● Extracted data
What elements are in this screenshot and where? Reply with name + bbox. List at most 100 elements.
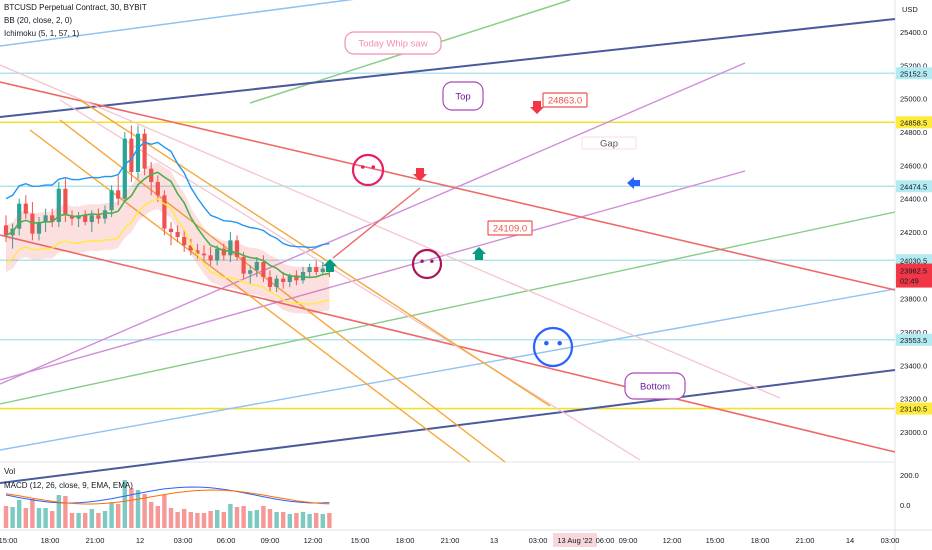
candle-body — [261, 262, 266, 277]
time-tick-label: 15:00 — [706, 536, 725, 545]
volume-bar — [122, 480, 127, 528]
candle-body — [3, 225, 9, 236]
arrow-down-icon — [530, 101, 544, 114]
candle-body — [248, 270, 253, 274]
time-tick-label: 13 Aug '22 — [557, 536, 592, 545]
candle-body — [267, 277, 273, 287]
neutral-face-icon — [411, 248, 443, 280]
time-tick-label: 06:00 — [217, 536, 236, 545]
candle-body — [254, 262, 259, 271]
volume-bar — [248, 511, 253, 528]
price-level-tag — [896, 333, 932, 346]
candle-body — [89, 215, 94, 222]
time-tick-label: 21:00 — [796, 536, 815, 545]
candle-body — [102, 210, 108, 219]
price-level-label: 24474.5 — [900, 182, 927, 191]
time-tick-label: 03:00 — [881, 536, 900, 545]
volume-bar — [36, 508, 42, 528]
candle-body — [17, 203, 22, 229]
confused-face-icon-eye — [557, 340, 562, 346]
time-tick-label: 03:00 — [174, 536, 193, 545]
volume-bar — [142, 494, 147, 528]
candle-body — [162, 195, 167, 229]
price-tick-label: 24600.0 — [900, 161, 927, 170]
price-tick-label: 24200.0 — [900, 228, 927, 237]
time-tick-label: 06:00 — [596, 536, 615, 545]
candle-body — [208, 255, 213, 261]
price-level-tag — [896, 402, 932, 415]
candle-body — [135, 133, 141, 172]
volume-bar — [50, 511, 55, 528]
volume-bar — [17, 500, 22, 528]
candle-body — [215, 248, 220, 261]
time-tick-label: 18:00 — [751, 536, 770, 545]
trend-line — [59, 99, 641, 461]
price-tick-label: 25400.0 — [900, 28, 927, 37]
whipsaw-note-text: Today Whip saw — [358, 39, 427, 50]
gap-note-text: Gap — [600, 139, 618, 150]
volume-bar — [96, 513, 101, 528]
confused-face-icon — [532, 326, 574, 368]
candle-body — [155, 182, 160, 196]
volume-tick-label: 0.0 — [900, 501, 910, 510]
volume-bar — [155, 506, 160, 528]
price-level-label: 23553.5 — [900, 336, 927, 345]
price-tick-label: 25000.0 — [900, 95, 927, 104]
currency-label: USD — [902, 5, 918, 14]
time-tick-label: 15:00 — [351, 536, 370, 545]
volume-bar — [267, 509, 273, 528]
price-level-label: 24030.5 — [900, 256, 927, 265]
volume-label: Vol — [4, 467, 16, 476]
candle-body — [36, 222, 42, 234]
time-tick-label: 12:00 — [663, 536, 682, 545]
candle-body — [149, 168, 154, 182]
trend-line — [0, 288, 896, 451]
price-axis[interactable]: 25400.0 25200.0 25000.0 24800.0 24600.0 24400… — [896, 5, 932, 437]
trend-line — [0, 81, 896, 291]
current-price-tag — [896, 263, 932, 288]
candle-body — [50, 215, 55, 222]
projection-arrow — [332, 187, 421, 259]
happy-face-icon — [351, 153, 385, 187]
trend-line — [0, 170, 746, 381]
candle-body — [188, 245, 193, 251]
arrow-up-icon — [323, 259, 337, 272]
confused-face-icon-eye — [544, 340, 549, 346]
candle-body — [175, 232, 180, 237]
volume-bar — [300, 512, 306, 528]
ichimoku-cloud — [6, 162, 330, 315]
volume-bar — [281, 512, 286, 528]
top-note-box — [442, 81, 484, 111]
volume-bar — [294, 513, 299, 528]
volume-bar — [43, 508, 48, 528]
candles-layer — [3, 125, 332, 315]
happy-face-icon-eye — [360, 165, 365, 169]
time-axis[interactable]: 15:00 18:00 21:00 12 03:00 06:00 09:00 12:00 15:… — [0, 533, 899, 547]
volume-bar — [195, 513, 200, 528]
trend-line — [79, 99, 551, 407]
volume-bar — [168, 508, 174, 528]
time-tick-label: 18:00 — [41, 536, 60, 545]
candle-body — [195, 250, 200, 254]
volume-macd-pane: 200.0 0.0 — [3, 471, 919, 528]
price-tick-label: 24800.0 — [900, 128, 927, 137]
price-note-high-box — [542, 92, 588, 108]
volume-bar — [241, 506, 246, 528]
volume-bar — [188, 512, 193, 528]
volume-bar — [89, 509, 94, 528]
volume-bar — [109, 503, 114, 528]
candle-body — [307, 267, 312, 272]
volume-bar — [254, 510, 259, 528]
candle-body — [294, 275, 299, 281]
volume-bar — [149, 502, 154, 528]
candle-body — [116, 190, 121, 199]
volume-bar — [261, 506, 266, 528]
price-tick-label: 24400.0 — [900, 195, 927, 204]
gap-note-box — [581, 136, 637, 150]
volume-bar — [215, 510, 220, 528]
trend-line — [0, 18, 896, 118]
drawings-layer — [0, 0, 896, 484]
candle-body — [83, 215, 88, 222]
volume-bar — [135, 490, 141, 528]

● What is asked
Output the lines between the one holding "candle-body — [261, 262, 266, 277]" and the one holding "candle-body — [89, 215, 94, 222]", inclusive, and repeat them exactly.

● Exercise solution
candle-body — [261, 262, 266, 277]
time-tick-label: 15:00 — [706, 536, 725, 545]
volume-bar — [122, 480, 127, 528]
candle-body — [3, 225, 9, 236]
arrow-down-icon — [530, 101, 544, 114]
candle-body — [248, 270, 253, 274]
time-tick-label: 13 Aug '22 — [557, 536, 592, 545]
candle-body — [267, 277, 273, 287]
neutral-face-icon — [411, 248, 443, 280]
time-tick-label: 06:00 — [217, 536, 236, 545]
candle-body — [254, 262, 259, 271]
volume-bar — [248, 511, 253, 528]
price-level-tag — [896, 333, 932, 346]
candle-body — [89, 215, 94, 222]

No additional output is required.